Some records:

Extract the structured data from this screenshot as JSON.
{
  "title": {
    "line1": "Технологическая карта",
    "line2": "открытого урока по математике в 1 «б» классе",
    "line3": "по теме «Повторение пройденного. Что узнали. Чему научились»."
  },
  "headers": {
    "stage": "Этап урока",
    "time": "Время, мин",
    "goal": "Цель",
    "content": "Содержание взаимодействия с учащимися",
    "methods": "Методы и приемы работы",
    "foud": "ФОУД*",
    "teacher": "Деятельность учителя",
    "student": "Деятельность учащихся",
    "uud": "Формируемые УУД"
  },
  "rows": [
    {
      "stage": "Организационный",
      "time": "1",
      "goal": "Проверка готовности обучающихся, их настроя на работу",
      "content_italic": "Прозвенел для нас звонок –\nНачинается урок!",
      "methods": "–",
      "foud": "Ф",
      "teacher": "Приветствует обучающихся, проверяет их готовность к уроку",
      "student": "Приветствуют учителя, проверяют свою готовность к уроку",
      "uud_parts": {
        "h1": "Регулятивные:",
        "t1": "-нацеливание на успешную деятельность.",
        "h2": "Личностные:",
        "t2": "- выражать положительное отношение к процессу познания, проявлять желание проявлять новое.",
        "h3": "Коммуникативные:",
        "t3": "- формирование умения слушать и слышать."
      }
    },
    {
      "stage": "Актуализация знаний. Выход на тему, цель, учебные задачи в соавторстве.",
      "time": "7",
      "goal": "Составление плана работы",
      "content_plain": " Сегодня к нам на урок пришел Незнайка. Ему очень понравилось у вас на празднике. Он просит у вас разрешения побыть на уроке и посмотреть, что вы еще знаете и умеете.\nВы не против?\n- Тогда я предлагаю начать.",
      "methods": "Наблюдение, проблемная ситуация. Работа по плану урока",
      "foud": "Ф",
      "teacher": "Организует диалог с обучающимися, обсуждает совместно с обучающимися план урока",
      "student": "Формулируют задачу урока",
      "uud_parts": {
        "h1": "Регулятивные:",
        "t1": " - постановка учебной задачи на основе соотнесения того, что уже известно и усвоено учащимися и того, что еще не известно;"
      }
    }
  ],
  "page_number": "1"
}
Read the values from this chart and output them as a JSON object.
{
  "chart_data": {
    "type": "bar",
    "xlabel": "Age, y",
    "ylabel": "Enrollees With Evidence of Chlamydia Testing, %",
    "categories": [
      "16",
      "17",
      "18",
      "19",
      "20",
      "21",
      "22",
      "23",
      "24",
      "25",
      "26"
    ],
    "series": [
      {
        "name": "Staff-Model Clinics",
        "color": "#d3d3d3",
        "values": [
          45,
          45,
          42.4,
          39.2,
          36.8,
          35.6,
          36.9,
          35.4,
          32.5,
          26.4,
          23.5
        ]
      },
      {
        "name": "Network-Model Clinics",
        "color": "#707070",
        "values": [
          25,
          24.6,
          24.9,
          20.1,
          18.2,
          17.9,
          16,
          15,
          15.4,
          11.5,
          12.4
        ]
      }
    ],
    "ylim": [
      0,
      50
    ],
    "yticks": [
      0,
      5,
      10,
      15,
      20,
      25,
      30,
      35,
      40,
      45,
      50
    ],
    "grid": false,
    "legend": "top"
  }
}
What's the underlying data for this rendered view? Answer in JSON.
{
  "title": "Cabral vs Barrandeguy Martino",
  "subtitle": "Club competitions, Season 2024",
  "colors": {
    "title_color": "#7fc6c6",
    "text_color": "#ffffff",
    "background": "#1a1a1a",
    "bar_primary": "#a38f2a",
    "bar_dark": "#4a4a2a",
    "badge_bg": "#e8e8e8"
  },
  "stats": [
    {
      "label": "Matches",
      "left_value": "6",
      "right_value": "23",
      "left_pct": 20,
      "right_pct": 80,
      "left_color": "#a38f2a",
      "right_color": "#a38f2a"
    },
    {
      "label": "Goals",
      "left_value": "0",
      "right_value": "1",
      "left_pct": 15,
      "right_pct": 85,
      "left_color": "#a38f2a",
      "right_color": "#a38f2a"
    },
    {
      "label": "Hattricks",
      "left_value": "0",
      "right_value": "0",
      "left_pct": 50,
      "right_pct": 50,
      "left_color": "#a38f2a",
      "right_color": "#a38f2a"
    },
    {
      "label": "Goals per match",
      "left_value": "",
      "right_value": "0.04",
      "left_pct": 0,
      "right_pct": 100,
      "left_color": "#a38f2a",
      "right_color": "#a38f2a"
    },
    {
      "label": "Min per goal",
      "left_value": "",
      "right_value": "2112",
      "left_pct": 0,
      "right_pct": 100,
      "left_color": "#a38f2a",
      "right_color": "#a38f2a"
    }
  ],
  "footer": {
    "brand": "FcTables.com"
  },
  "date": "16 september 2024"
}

Given problem: Count up every line above that has the word "stage" in it; answer with the number alone.

Correct result: 3